**GOAL OF THE EXERCISE**
Every line of the data that contains the string "stronger" must be copied.

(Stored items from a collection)
#####

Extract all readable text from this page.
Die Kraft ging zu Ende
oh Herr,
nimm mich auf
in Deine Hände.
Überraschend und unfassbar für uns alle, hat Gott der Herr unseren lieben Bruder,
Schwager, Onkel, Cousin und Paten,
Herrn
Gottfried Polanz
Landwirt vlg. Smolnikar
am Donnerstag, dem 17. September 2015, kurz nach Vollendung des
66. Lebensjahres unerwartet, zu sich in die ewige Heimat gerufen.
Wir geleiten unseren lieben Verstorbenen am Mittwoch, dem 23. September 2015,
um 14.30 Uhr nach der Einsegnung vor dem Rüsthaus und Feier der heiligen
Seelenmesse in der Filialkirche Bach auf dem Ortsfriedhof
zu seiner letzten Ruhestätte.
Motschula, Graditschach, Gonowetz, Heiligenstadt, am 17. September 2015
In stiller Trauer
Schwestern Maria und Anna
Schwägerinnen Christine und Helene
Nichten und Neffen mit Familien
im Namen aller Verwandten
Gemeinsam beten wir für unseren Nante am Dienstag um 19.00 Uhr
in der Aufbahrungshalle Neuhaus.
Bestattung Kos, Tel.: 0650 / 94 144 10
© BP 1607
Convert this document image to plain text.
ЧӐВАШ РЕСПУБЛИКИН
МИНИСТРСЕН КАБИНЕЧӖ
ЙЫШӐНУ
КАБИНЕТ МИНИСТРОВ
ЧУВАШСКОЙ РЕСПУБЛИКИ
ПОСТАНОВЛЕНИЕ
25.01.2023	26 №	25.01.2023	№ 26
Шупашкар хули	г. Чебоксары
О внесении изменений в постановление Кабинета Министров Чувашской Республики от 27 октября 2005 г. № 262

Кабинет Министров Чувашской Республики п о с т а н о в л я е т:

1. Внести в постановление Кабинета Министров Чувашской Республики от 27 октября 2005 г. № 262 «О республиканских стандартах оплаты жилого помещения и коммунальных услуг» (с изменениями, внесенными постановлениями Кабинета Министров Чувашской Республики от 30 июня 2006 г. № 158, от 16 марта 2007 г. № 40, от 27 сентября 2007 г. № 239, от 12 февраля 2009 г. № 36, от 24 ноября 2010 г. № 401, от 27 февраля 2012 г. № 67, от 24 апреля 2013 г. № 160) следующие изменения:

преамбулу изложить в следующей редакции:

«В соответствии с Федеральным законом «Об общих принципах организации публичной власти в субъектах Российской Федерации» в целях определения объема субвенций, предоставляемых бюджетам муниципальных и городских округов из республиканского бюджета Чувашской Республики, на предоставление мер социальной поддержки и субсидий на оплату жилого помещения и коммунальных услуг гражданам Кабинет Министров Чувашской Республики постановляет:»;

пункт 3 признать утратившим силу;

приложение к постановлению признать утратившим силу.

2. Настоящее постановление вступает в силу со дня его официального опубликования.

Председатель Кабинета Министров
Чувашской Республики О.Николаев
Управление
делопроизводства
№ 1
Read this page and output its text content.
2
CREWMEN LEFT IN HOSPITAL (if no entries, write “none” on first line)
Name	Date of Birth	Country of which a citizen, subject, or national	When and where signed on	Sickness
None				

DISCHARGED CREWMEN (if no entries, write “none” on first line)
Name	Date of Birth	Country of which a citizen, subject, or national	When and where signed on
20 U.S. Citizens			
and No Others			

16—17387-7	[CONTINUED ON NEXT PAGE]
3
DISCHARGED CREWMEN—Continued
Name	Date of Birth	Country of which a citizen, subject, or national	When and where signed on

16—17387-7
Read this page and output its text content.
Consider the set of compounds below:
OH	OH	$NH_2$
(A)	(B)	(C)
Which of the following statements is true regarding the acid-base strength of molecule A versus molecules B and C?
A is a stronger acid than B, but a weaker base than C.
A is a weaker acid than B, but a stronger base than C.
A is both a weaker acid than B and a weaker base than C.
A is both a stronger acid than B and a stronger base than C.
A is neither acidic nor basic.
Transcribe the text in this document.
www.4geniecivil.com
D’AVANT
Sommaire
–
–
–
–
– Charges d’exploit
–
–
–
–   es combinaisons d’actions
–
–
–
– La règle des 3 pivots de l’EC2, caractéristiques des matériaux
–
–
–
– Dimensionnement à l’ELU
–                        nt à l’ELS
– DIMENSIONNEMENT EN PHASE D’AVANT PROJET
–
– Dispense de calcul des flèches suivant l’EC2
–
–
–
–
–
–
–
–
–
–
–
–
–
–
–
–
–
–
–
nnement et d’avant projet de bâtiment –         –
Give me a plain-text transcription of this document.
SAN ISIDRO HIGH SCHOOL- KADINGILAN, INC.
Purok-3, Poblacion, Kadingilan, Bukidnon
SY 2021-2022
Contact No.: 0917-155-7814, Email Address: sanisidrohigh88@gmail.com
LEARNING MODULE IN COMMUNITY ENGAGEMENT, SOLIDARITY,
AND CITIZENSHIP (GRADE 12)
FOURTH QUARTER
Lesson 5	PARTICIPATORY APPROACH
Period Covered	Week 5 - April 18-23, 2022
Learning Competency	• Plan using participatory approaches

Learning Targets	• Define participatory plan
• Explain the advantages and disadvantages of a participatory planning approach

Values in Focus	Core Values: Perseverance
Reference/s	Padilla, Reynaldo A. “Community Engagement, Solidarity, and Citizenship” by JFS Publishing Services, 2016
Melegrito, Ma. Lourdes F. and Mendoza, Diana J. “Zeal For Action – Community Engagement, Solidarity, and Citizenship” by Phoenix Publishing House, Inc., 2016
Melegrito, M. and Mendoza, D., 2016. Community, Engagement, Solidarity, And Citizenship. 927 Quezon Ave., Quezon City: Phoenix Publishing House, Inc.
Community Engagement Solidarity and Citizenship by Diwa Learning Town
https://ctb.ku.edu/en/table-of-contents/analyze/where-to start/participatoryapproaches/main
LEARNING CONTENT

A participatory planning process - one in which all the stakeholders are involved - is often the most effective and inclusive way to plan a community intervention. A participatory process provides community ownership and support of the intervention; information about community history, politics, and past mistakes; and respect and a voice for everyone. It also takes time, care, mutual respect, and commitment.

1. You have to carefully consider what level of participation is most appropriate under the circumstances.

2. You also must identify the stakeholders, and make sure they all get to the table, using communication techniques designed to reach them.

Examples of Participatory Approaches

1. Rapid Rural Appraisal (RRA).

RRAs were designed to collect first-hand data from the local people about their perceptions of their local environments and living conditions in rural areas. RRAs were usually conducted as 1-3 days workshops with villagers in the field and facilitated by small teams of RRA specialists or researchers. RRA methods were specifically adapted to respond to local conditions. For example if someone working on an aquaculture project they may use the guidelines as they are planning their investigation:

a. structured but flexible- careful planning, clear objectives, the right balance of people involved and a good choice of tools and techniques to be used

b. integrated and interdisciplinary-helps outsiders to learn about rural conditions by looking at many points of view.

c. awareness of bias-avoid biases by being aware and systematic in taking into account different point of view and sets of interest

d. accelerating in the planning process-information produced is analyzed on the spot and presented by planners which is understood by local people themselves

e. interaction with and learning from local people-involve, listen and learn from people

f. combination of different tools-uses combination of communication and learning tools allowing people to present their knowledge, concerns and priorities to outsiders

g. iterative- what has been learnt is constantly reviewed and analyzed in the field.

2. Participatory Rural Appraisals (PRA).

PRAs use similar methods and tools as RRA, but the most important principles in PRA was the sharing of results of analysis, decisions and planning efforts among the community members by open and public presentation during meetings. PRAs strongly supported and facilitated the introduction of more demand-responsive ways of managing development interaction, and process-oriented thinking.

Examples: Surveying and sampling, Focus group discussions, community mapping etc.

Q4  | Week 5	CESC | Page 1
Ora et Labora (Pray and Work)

#####

**ANSWER TO THIS PROBLEM**
A is a stronger acid than B, but a weaker base than C.
A is a weaker acid than B, but a stronger base than C.
A is both a stronger acid than B and a stronger base than C.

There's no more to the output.